▶ SET PROBLEM
Could you write out each of the records below word for word, leaving nothing out?

(Saved entries)
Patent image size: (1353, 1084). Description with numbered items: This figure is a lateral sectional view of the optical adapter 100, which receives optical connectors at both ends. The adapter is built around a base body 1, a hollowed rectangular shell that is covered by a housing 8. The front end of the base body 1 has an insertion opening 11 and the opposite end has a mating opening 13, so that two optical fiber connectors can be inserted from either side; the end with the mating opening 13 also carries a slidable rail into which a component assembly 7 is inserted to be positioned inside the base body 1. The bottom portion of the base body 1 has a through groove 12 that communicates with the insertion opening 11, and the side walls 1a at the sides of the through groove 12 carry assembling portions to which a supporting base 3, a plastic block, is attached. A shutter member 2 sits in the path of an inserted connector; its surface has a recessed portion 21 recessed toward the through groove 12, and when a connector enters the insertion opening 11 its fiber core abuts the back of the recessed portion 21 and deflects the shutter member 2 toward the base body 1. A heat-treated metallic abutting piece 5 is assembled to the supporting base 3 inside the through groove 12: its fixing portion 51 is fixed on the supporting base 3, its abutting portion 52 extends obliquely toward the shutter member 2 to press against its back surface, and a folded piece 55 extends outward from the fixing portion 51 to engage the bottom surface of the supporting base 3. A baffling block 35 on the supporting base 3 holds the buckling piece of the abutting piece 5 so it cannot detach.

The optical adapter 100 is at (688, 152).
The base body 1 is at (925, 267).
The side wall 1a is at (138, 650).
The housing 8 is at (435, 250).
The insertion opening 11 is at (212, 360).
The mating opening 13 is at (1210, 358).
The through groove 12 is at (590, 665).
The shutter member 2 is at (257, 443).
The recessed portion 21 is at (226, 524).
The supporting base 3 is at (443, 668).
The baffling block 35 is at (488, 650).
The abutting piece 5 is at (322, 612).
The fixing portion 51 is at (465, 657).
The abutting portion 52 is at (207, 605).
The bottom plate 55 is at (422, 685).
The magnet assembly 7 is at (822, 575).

▶ WRITTEN ANSWER
Patent image size: (1353, 1084). Description with numbered items: This figure is a lateral sectional view of the optical adapter 100, which receives optical connectors at both ends. The adapter is built around a base body 1, a hollowed rectangular shell that is covered by a housing 8. The front end of the base body 1 has an insertion opening 11 and the opposite end has a mating opening 13, so that two optical fiber connectors can be inserted from either side; the end with the mating opening 13 also carries a slidable rail into which a component assembly 7 is inserted to be positioned inside the base body 1. The bottom portion of the base body 1 has a through groove 12 that communicates with the insertion opening 11, and the side walls 1a at the sides of the through groove 12 carry assembling portions to which a supporting base 3, a plastic block, is attached. A shutter member 2 sits in the path of an inserted connector; its surface has a recessed portion 21 recessed toward the through groove 12, and when a connector enters the insertion opening 11 its fiber core abuts the back of the recessed portion 21 and deflects the shutter member 2 toward the base body 1. A heat-treated metallic abutting piece 5 is assembled to the supporting base 3 inside the through groove 12: its fixing portion 51 is fixed on the supporting base 3, its abutting portion 52 extends obliquely toward the shutter member 2 to press against its back surface, and a folded piece 55 extends outward from the fixing portion 51 to engage the bottom surface of the supporting base 3. A baffling block 35 on the supporting base 3 holds the buckling piece of the abutting piece 5 so it cannot detach.

The optical adapter 100 is at (688, 152).
The base body 1 is at (925, 267).
The side wall 1a is at (138, 650).
The housing 8 is at (435, 250).
The insertion opening 11 is at (212, 360).
The mating opening 13 is at (1210, 358).
The through groove 12 is at (590, 665).
The shutter member 2 is at (257, 443).
The recessed portion 21 is at (226, 524).
The supporting base 3 is at (443, 668).
The baffling block 35 is at (488, 650).
The abutting piece 5 is at (322, 612).
The fixing portion 51 is at (465, 657).
The abutting portion 52 is at (207, 605).
The bottom plate 55 is at (422, 685).
The magnet assembly 7 is at (822, 575).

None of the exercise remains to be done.